# Records for this exercise
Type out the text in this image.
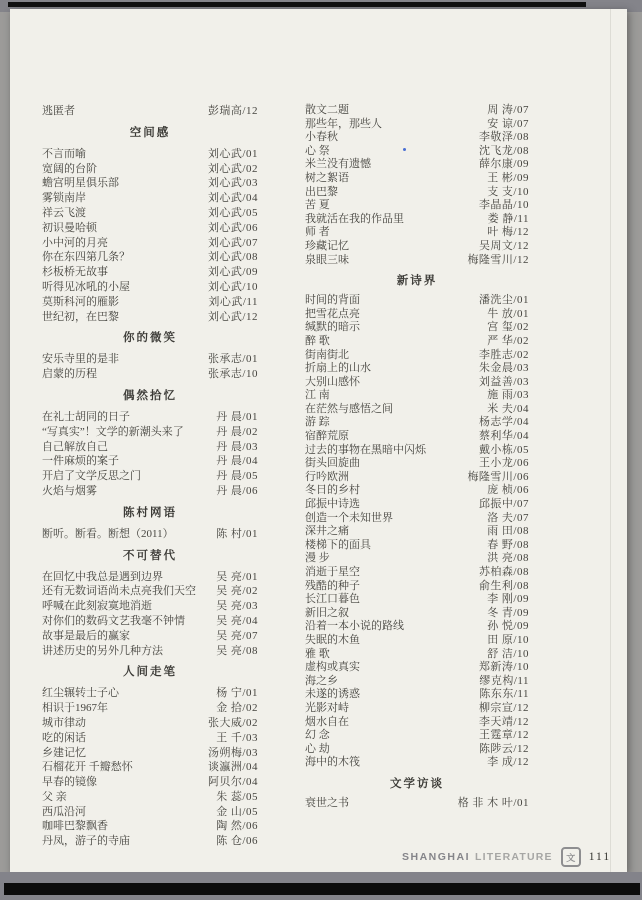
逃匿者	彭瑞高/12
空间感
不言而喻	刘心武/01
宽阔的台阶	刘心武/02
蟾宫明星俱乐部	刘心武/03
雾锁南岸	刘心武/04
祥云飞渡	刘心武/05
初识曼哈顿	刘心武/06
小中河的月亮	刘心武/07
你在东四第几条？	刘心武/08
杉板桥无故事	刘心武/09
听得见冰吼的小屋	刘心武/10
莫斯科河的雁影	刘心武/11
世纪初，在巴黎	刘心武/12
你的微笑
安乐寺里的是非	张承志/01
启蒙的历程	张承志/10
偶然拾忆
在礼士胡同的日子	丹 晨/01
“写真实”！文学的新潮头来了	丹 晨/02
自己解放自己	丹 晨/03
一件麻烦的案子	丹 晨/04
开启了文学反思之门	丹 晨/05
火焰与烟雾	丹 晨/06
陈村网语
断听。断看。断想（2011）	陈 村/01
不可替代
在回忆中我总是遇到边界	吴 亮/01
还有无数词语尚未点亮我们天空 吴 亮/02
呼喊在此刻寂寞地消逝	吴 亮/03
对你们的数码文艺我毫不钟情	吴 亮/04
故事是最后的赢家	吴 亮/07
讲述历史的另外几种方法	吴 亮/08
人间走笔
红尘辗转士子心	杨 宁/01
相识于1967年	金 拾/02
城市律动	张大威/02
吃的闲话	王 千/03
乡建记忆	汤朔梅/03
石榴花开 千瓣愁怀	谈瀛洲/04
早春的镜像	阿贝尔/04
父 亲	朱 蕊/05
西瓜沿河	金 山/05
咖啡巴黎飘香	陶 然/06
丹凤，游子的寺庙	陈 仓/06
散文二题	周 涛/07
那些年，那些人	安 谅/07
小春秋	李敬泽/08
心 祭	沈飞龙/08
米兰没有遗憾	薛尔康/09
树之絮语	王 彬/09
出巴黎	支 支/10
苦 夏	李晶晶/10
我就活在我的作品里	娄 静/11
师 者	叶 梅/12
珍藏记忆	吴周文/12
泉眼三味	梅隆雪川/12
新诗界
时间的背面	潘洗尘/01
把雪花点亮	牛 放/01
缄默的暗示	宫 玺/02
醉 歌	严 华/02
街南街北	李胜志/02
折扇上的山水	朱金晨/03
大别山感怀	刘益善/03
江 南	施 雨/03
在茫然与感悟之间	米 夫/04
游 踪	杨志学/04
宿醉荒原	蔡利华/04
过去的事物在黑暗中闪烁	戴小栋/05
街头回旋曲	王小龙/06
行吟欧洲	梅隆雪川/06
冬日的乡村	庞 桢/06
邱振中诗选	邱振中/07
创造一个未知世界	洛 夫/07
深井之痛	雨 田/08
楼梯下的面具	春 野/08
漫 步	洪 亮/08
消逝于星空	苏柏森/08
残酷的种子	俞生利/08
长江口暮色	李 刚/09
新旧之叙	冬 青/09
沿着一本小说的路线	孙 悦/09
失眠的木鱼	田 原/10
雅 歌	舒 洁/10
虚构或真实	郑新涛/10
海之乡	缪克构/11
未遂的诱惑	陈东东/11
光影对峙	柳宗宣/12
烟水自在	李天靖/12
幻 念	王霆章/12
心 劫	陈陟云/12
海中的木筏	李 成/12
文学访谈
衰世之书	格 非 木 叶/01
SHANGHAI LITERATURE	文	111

# Exercise task
Quote the preceding listing precisely and completely, omitting its images.

# Exercise solution
Type out the text in this image.
逃匿者	彭瑞高/12
空间感
不言而喻	刘心武/01
宽阔的台阶	刘心武/02
蟾宫明星俱乐部	刘心武/03
雾锁南岸	刘心武/04
祥云飞渡	刘心武/05
初识曼哈顿	刘心武/06
小中河的月亮	刘心武/07
你在东四第几条？	刘心武/08
杉板桥无故事	刘心武/09
听得见冰吼的小屋	刘心武/10
莫斯科河的雁影	刘心武/11
世纪初，在巴黎	刘心武/12
你的微笑
安乐寺里的是非	张承志/01
启蒙的历程	张承志/10
偶然拾忆
在礼士胡同的日子	丹 晨/01
“写真实”！文学的新潮头来了	丹 晨/02
自己解放自己	丹 晨/03
一件麻烦的案子	丹 晨/04
开启了文学反思之门	丹 晨/05
火焰与烟雾	丹 晨/06
陈村网语
断听。断看。断想（2011）	陈 村/01
不可替代
在回忆中我总是遇到边界	吴 亮/01
还有无数词语尚未点亮我们天空 吴 亮/02
呼喊在此刻寂寞地消逝	吴 亮/03
对你们的数码文艺我毫不钟情	吴 亮/04
故事是最后的赢家	吴 亮/07
讲述历史的另外几种方法	吴 亮/08
人间走笔
红尘辗转士子心	杨 宁/01
相识于1967年	金 拾/02
城市律动	张大威/02
吃的闲话	王 千/03
乡建记忆	汤朔梅/03
石榴花开 千瓣愁怀	谈瀛洲/04
早春的镜像	阿贝尔/04
父 亲	朱 蕊/05
西瓜沿河	金 山/05
咖啡巴黎飘香	陶 然/06
丹凤，游子的寺庙	陈 仓/06
散文二题	周 涛/07
那些年，那些人	安 谅/07
小春秋	李敬泽/08
心 祭	沈飞龙/08
米兰没有遗憾	薛尔康/09
树之絮语	王 彬/09
出巴黎	支 支/10
苦 夏	李晶晶/10
我就活在我的作品里	娄 静/11
师 者	叶 梅/12
珍藏记忆	吴周文/12
泉眼三味	梅隆雪川/12
新诗界
时间的背面	潘洗尘/01
把雪花点亮	牛 放/01
缄默的暗示	宫 玺/02
醉 歌	严 华/02
街南街北	李胜志/02
折扇上的山水	朱金晨/03
大别山感怀	刘益善/03
江 南	施 雨/03
在茫然与感悟之间	米 夫/04
游 踪	杨志学/04
宿醉荒原	蔡利华/04
过去的事物在黑暗中闪烁	戴小栋/05
街头回旋曲	王小龙/06
行吟欧洲	梅隆雪川/06
冬日的乡村	庞 桢/06
邱振中诗选	邱振中/07
创造一个未知世界	洛 夫/07
深井之痛	雨 田/08
楼梯下的面具	春 野/08
漫 步	洪 亮/08
消逝于星空	苏柏森/08
残酷的种子	俞生利/08
长江口暮色	李 刚/09
新旧之叙	冬 青/09
沿着一本小说的路线	孙 悦/09
失眠的木鱼	田 原/10
雅 歌	舒 洁/10
虚构或真实	郑新涛/10
海之乡	缪克构/11
未遂的诱惑	陈东东/11
光影对峙	柳宗宣/12
烟水自在	李天靖/12
幻 念	王霆章/12
心 劫	陈陟云/12
海中的木筏	李 成/12
文学访谈
衰世之书	格 非 木 叶/01
SHANGHAI LITERATURE	文	111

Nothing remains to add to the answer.